> _WHAT TO DO_:
Extract all of the data and reproduce it precisely.
** begin EXTRACTED DATA **
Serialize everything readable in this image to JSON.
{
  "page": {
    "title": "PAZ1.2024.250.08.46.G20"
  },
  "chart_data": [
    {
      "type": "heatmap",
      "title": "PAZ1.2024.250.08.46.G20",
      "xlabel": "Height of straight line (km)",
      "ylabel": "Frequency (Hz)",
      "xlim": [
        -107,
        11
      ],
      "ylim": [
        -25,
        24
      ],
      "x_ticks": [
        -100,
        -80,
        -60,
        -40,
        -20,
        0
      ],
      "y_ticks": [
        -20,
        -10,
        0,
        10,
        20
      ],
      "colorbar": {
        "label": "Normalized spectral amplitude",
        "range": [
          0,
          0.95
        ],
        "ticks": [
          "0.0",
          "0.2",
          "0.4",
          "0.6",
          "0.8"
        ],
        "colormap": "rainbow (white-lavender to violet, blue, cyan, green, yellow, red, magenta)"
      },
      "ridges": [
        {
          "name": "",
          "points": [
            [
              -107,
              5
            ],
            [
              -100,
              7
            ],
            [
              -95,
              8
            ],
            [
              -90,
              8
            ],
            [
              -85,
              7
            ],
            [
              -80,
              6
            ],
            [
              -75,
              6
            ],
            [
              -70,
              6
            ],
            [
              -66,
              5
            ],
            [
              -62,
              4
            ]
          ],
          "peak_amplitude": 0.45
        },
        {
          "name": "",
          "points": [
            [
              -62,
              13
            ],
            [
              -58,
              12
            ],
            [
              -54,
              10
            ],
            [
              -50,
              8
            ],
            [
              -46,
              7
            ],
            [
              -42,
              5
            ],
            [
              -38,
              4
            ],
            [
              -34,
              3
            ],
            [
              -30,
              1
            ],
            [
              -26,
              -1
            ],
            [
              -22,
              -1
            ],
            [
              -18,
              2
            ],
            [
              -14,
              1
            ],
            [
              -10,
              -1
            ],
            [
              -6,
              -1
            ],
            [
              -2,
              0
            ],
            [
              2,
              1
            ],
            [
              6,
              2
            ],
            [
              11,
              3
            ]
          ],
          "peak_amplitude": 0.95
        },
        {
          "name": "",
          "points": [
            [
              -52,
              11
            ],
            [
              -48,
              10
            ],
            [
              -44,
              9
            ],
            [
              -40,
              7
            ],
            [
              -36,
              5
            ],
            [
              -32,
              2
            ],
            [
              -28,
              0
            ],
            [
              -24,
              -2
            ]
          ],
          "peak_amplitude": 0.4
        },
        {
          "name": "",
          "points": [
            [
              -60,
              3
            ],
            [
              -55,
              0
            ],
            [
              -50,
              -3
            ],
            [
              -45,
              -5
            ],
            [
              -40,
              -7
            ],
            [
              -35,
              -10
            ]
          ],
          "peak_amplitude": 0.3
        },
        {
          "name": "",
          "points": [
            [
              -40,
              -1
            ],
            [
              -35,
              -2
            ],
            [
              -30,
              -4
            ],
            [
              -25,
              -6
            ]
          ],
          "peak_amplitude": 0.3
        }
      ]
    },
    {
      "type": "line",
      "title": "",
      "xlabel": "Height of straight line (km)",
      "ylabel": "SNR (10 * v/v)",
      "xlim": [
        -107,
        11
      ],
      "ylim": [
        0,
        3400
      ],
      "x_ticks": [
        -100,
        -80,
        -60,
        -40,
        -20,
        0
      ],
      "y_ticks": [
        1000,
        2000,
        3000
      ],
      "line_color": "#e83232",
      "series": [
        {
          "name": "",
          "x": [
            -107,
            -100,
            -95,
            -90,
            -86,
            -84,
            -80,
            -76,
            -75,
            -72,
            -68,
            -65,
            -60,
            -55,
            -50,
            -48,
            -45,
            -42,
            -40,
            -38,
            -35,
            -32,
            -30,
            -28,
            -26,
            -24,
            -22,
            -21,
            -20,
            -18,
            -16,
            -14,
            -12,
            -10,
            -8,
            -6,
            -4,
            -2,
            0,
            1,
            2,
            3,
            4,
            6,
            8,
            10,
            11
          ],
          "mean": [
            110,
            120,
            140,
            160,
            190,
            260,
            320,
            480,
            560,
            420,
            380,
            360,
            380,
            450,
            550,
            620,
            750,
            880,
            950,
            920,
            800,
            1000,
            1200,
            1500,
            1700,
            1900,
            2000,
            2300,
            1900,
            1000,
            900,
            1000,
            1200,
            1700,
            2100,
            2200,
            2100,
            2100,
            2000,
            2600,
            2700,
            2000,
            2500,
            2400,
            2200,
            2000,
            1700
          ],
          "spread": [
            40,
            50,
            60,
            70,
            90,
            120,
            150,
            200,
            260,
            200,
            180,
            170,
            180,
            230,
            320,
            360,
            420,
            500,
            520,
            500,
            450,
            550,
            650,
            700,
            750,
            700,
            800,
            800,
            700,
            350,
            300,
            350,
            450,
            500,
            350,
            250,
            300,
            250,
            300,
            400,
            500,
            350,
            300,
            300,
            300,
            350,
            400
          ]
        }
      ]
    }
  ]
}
** end EXTRACTED DATA **
> _RIGHT ANSWER_:
Serialize everything readable in this image to JSON.
{
  "page": {
    "title": "PAZ1.2024.250.08.46.G20"
  },
  "chart_data": [
    {
      "type": "heatmap",
      "title": "PAZ1.2024.250.08.46.G20",
      "xlabel": "Height of straight line (km)",
      "ylabel": "Frequency (Hz)",
      "xlim": [
        -107,
        11
      ],
      "ylim": [
        -25,
        24
      ],
      "x_ticks": [
        -100,
        -80,
        -60,
        -40,
        -20,
        0
      ],
      "y_ticks": [
        -20,
        -10,
        0,
        10,
        20
      ],
      "colorbar": {
        "label": "Normalized spectral amplitude",
        "range": [
          0,
          0.95
        ],
        "ticks": [
          "0.0",
          "0.2",
          "0.4",
          "0.6",
          "0.8"
        ],
        "colormap": "rainbow (white-lavender to violet, blue, cyan, green, yellow, red, magenta)"
      },
      "ridges": [
        {
          "name": "",
          "points": [
            [
              -107,
              5
            ],
            [
              -100,
              7
            ],
            [
              -95,
              8
            ],
            [
              -90,
              8
            ],
            [
              -85,
              7
            ],
            [
              -80,
              6
            ],
            [
              -75,
              6
            ],
            [
              -70,
              6
            ],
            [
              -66,
              5
            ],
            [
              -62,
              4
            ]
          ],
          "peak_amplitude": 0.45
        },
        {
          "name": "",
          "points": [
            [
              -62,
              13
            ],
            [
              -58,
              12
            ],
            [
              -54,
              10
            ],
            [
              -50,
              8
            ],
            [
              -46,
              7
            ],
            [
              -42,
              5
            ],
            [
              -38,
              4
            ],
            [
              -34,
              3
            ],
            [
              -30,
              1
            ],
            [
              -26,
              -1
            ],
            [
              -22,
              -1
            ],
            [
              -18,
              2
            ],
            [
              -14,
              1
            ],
            [
              -10,
              -1
            ],
            [
              -6,
              -1
            ],
            [
              -2,
              0
            ],
            [
              2,
              1
            ],
            [
              6,
              2
            ],
            [
              11,
              3
            ]
          ],
          "peak_amplitude": 0.95
        },
        {
          "name": "",
          "points": [
            [
              -52,
              11
            ],
            [
              -48,
              10
            ],
            [
              -44,
              9
            ],
            [
              -40,
              7
            ],
            [
              -36,
              5
            ],
            [
              -32,
              2
            ],
            [
              -28,
              0
            ],
            [
              -24,
              -2
            ]
          ],
          "peak_amplitude": 0.4
        },
        {
          "name": "",
          "points": [
            [
              -60,
              3
            ],
            [
              -55,
              0
            ],
            [
              -50,
              -3
            ],
            [
              -45,
              -5
            ],
            [
              -40,
              -7
            ],
            [
              -35,
              -10
            ]
          ],
          "peak_amplitude": 0.3
        },
        {
          "name": "",
          "points": [
            [
              -40,
              -1
            ],
            [
              -35,
              -2
            ],
            [
              -30,
              -4
            ],
            [
              -25,
              -6
            ]
          ],
          "peak_amplitude": 0.3
        }
      ]
    },
    {
      "type": "line",
      "title": "",
      "xlabel": "Height of straight line (km)",
      "ylabel": "SNR (10 * v/v)",
      "xlim": [
        -107,
        11
      ],
      "ylim": [
        0,
        3400
      ],
      "x_ticks": [
        -100,
        -80,
        -60,
        -40,
        -20,
        0
      ],
      "y_ticks": [
        1000,
        2000,
        3000
      ],
      "line_color": "#e83232",
      "series": [
        {
          "name": "",
          "x": [
            -107,
            -100,
            -95,
            -90,
            -86,
            -84,
            -80,
            -76,
            -75,
            -72,
            -68,
            -65,
            -60,
            -55,
            -50,
            -48,
            -45,
            -42,
            -40,
            -38,
            -35,
            -32,
            -30,
            -28,
            -26,
            -24,
            -22,
            -21,
            -20,
            -18,
            -16,
            -14,
            -12,
            -10,
            -8,
            -6,
            -4,
            -2,
            0,
            1,
            2,
            3,
            4,
            6,
            8,
            10,
            11
          ],
          "mean": [
            110,
            120,
            140,
            160,
            190,
            260,
            320,
            480,
            560,
            420,
            380,
            360,
            380,
            450,
            550,
            620,
            750,
            880,
            950,
            920,
            800,
            1000,
            1200,
            1500,
            1700,
            1900,
            2000,
            2300,
            1900,
            1000,
            900,
            1000,
            1200,
            1700,
            2100,
            2200,
            2100,
            2100,
            2000,
            2600,
            2700,
            2000,
            2500,
            2400,
            2200,
            2000,
            1700
          ],
          "spread": [
            40,
            50,
            60,
            70,
            90,
            120,
            150,
            200,
            260,
            200,
            180,
            170,
            180,
            230,
            320,
            360,
            420,
            500,
            520,
            500,
            450,
            550,
            650,
            700,
            750,
            700,
            800,
            800,
            700,
            350,
            300,
            350,
            450,
            500,
            350,
            250,
            300,
            250,
            300,
            400,
            500,
            350,
            300,
            300,
            300,
            350,
            400
          ]
        }
      ]
    }
  ]
}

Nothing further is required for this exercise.